**** Dataset excerpts

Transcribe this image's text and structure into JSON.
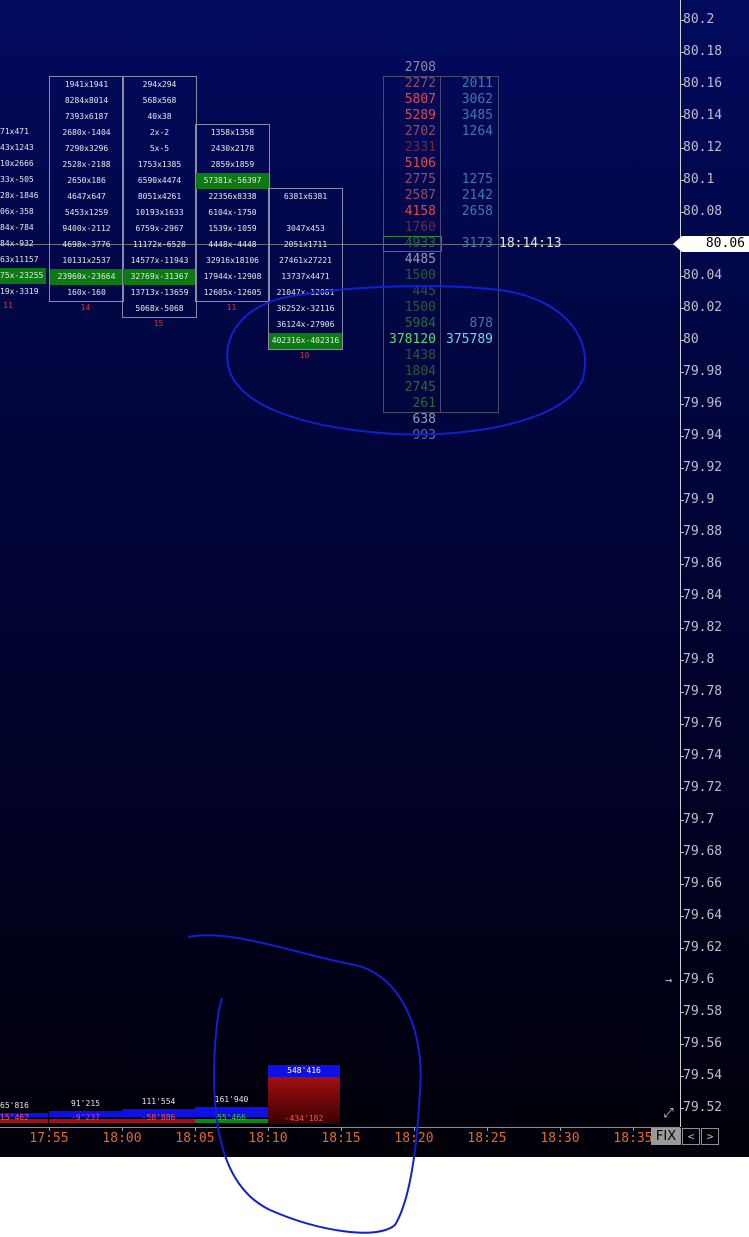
{
  "y_axis": [
    "80.2",
    "80.18",
    "80.16",
    "80.14",
    "80.12",
    "80.1",
    "80.08",
    "80.06",
    "80.04",
    "80.02",
    "80",
    "79.98",
    "79.96",
    "79.94",
    "79.92",
    "79.9",
    "79.88",
    "79.86",
    "79.84",
    "79.82",
    "79.8",
    "79.78",
    "79.76",
    "79.74",
    "79.72",
    "79.7",
    "79.68",
    "79.66",
    "79.64",
    "79.62",
    "79.6",
    "79.58",
    "79.56",
    "79.54",
    "79.52"
  ],
  "current_price": "80.06",
  "current_time": "18:14:13",
  "x_axis": [
    "17:55",
    "18:00",
    "18:05",
    "18:10",
    "18:15",
    "18:20",
    "18:25",
    "18:30",
    "18:35"
  ],
  "fix_label": "FIX",
  "nav": {
    "prev_icon": "<",
    "next_icon": ">"
  },
  "partial_cluster": {
    "rows": [
      "71x471",
      "43x1243",
      "10x2666",
      "33x-505",
      "28x-1846",
      "06x-358",
      "84x-784",
      "84x-932",
      "63x11157",
      "75x-23255",
      "19x-3319"
    ],
    "count": "11"
  },
  "clusters": [
    {
      "rows": [
        "1941x1941",
        "8284x8014",
        "7393x6187",
        "2680x-1404",
        "7290x3296",
        "2528x-2188",
        "2650x186",
        "4647x647",
        "5453x1259",
        "9400x-2112",
        "4698x-3776",
        "10131x2537",
        "23960x-23664",
        "160x-160"
      ],
      "highlight": 12,
      "count": "14"
    },
    {
      "rows": [
        "294x294",
        "568x568",
        "40x38",
        "2x-2",
        "5x-5",
        "1753x1385",
        "6590x4474",
        "8051x4261",
        "10193x1633",
        "6759x-2967",
        "11172x-6528",
        "14577x-11943",
        "32769x-31367",
        "13713x-13659",
        "5068x-5068"
      ],
      "highlight": 12,
      "count": "15"
    },
    {
      "rows": [
        "1358x1358",
        "2430x2178",
        "2859x1859",
        "57381x-56397",
        "22356x8338",
        "6104x-1750",
        "1539x-1059",
        "4448x-4448",
        "32916x18106",
        "17944x-12908",
        "12605x-12605"
      ],
      "highlight": 3,
      "count": "11"
    },
    {
      "rows": [
        "6381x6381",
        "",
        "3047x453",
        "2051x1711",
        "27461x27221",
        "13737x4471",
        "21047x-12081",
        "36252x-32116",
        "36124x-27906",
        "402316x-402316"
      ],
      "highlight": 9,
      "count": "10"
    }
  ],
  "ladder": {
    "left": [
      "2708",
      "2272",
      "5807",
      "5289",
      "2702",
      "2331",
      "5106",
      "2775",
      "2587",
      "4158",
      "1760",
      "4933",
      "4485",
      "1500",
      "445",
      "1500",
      "5984",
      "378120",
      "1438",
      "1804",
      "2745",
      "261",
      "638",
      "993"
    ],
    "right": [
      "",
      "2011",
      "3062",
      "3485",
      "1264",
      "",
      "",
      "1275",
      "2142",
      "2658",
      "",
      "3173",
      "",
      "",
      "",
      "",
      "878",
      "375789",
      "",
      "",
      "",
      "",
      "",
      ""
    ],
    "left_colors": [
      "#8a8aa0",
      "#9c4a60",
      "#e04a4a",
      "#e04a4a",
      "#9c4a60",
      "#6a2a44",
      "#e04a4a",
      "#9c4a60",
      "#9c4a60",
      "#e04a4a",
      "#6a2a44",
      "#2a6a3a",
      "#9a9ab0",
      "#2a5a3a",
      "#2a5a3a",
      "#2a5a3a",
      "#2a6a3a",
      "#5ae06a",
      "#2a5a3a",
      "#2a5a3a",
      "#2a6a3a",
      "#2a6a3a",
      "#9a9ab0",
      "#5a6ab0"
    ],
    "right_colors": [
      "",
      "#3a7ab0",
      "#3a7ab0",
      "#3a7ab0",
      "#3a7ab0",
      "",
      "",
      "#3a7ab0",
      "#3a7ab0",
      "#3a7ab0",
      "",
      "#3a7ab0",
      "",
      "",
      "",
      "",
      "#3a7ab0",
      "#6ad8f0",
      "",
      "",
      "",
      "",
      "",
      ""
    ]
  },
  "volume": [
    {
      "top": "65'816",
      "bottom": "15'462"
    },
    {
      "top": "91'215",
      "bottom": "-9'237"
    },
    {
      "top": "111'554",
      "bottom": "-58'886"
    },
    {
      "top": "161'940",
      "bottom": "55'466"
    },
    {
      "top": "548'416",
      "bottom": "-434'182"
    }
  ]
}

********

- Exercise task
Using the listing above, work out how many of its lines include "bottom", and give only the result.

- Solution
5